— Start of Dataset —

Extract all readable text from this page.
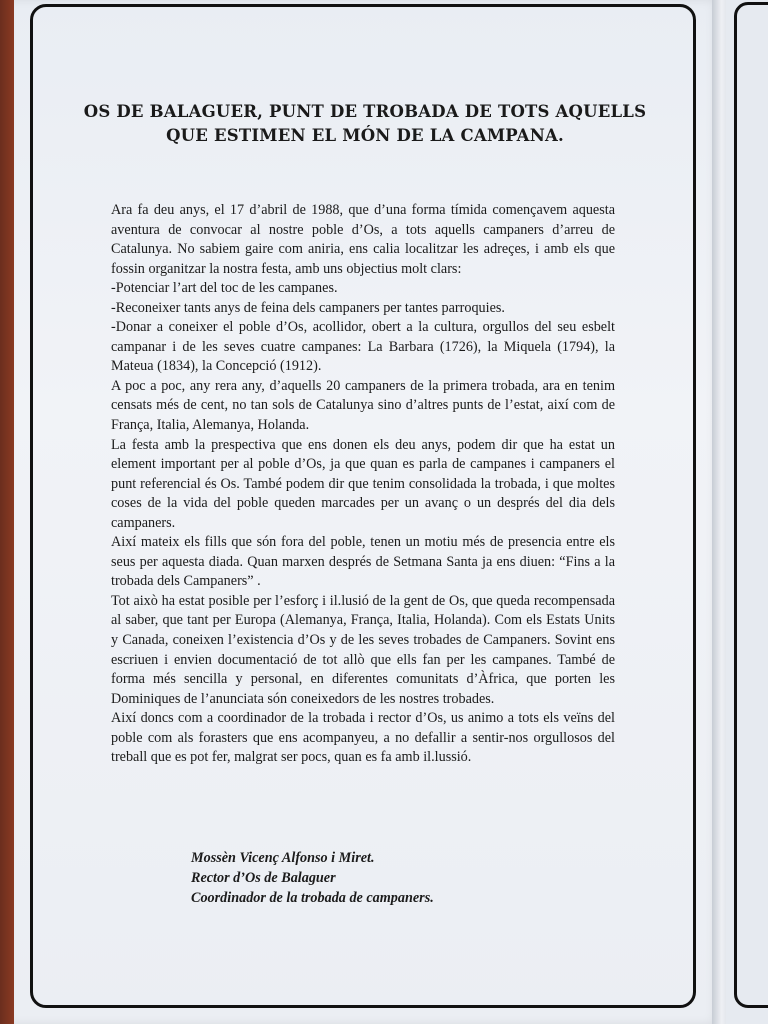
OS DE BALAGUER, PUNT DE TROBADA DE TOTS AQUELLS QUE ESTIMEN EL MÓN DE LA CAMPANA.

Ara fa deu anys, el 17 d’abril de 1988, que d’una forma tímida començavem aquesta aventura de convocar al nostre poble d’Os, a tots aquells campaners d’arreu de Catalunya. No sabiem gaire com aniria, ens calia localitzar les adreçes, i amb els que fossin organitzar la nostra festa, amb uns objectius molt clars:

-Potenciar l’art del toc de les campanes.

-Reconeixer tants anys de feina dels campaners per tantes parroquies.

-Donar a coneixer el poble d’Os, acollidor, obert a la cultura, orgullos del seu esbelt campanar i de les seves cuatre campanes: La Barbara (1726), la Miquela (1794), la Mateua (1834), la Concepció (1912).

A poc a poc, any rera any, d’aquells 20 campaners de la primera trobada, ara en tenim censats més de cent, no tan sols de Catalunya sino d’altres punts de l’estat, així com de França, Italia, Alemanya, Holanda.

La festa amb la prespectiva que ens donen els deu anys, podem dir que ha estat un element important per al poble d’Os, ja que quan es parla de campanes i campaners el punt referencial és Os. També podem dir que tenim consolidada la trobada, i que moltes coses de la vida del poble queden marcades per un avanç o un després del dia dels campaners.

Així mateix els fills que són fora del poble, tenen un motiu més de presencia entre els seus per aquesta diada. Quan marxen després de Setmana Santa ja ens diuen: “Fins a la trobada dels Campaners” .

Tot això ha estat posible per l’esforç i il.lusió de la gent de Os, que queda recompensada al saber, que tant per Europa (Alemanya, França, Italia, Holanda). Com els Estats Units y Canada, coneixen l’existencia d’Os y de les seves trobades de Campaners. Sovint ens escriuen i envien documentació de tot allò que ells fan per les campanes. També de forma més sencilla y personal, en diferentes comunitats d’Àfrica, que porten les Dominiques de l’anunciata són coneixedors de les nostres trobades.

Així doncs com a coordinador de la trobada i rector d’Os, us animo a tots els veïns del poble com als forasters que ens acompanyeu, a no defallir a sentir-nos orgullosos del treball que es pot fer, malgrat ser pocs, quan es fa amb il.lussió.

Mossèn Vicenç Alfonso i Miret.
Rector d’Os de Balaguer
Coordinador de la trobada de campaners.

— End of Dataset —

** Task objective **
Filter the records above for "després" and copy every matching line.

** Worked solution **
La festa amb la prespectiva que ens donen els deu anys, podem dir que ha estat un element important per al poble d’Os, ja que quan es parla de campanes i campaners el punt referencial és Os. També podem dir que tenim consolidada la trobada, i que moltes coses de la vida del poble queden marcades per un avanç o un després del dia dels campaners.
Així mateix els fills que són fora del poble, tenen un motiu més de presencia entre els seus per aquesta diada. Quan marxen després de Setmana Santa ja ens diuen: “Fins a la trobada dels Campaners” .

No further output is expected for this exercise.